> THE EXERCISE
Reproduce the records below word for word, starting at the first line and ending after the line that contains "orange-before-marker [1678,508,1701,530]".

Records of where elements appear
-.-.-
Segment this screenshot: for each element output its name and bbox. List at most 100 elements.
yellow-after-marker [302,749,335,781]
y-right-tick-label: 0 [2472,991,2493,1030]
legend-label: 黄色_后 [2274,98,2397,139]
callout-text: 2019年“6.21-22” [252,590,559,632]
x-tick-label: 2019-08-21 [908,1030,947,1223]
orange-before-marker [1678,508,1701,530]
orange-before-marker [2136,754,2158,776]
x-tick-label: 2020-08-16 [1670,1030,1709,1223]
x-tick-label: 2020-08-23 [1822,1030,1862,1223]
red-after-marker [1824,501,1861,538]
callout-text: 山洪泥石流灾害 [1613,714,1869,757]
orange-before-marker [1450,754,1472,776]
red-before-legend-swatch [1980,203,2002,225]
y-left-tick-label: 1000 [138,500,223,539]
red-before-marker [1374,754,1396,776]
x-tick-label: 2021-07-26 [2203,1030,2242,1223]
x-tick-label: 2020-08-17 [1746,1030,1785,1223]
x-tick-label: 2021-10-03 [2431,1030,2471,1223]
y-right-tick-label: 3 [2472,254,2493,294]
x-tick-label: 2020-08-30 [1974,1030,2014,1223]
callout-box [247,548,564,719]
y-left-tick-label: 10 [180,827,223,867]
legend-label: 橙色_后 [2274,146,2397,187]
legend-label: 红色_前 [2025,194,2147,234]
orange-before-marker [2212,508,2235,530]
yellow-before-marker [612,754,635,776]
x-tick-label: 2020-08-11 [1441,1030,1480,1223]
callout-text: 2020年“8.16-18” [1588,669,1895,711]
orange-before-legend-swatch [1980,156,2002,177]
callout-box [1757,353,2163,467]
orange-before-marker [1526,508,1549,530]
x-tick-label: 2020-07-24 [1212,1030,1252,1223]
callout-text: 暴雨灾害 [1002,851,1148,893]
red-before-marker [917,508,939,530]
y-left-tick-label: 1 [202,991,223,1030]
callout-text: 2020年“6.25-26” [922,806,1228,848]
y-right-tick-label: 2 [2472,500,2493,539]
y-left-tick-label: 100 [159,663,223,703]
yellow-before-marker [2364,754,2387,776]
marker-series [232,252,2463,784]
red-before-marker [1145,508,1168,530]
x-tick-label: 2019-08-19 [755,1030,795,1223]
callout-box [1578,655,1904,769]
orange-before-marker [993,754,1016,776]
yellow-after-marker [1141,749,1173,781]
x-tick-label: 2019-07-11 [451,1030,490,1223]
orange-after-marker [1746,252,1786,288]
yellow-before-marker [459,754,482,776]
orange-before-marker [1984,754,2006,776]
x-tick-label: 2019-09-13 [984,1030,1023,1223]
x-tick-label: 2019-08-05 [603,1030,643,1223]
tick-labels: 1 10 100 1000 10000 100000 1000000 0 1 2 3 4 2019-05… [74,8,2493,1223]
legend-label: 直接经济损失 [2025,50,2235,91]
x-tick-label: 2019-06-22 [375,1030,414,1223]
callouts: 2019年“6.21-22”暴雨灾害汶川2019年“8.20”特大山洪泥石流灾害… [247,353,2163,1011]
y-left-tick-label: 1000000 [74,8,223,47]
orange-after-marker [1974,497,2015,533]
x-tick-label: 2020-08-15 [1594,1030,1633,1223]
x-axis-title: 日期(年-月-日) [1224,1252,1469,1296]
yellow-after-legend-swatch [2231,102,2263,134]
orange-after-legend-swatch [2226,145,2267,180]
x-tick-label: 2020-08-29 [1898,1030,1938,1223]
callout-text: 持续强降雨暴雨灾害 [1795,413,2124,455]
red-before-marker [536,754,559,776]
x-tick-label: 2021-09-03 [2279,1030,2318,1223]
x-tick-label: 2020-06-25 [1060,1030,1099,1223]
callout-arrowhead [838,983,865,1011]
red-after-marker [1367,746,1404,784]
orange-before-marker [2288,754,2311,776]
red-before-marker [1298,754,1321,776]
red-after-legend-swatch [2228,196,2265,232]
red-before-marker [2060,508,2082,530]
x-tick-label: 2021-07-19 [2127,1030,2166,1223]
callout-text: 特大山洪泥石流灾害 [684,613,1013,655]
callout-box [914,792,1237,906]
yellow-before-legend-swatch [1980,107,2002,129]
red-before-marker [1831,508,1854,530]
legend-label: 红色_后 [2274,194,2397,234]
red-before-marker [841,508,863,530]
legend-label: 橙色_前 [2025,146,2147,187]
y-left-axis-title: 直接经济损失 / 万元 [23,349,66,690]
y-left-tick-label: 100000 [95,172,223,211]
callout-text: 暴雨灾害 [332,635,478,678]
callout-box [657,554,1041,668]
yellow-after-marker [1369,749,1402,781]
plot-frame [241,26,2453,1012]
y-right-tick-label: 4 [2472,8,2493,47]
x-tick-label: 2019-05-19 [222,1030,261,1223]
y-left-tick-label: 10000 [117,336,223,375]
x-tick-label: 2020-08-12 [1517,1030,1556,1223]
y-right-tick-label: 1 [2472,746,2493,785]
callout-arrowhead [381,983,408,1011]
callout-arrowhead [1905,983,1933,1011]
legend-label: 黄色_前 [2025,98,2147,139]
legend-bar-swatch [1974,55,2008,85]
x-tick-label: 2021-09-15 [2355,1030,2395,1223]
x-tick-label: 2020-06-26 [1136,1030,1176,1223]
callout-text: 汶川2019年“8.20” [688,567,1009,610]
-.-.-
> SOLUTION FOR THIS EXERCISE
Segment this screenshot: for each element output its name and bbox. List at most 100 elements.
yellow-after-marker [302,749,335,781]
y-right-tick-label: 0 [2472,991,2493,1030]
legend-label: 黄色_后 [2274,98,2397,139]
callout-text: 2019年“6.21-22” [252,590,559,632]
x-tick-label: 2019-08-21 [908,1030,947,1223]
orange-before-marker [1678,508,1701,530]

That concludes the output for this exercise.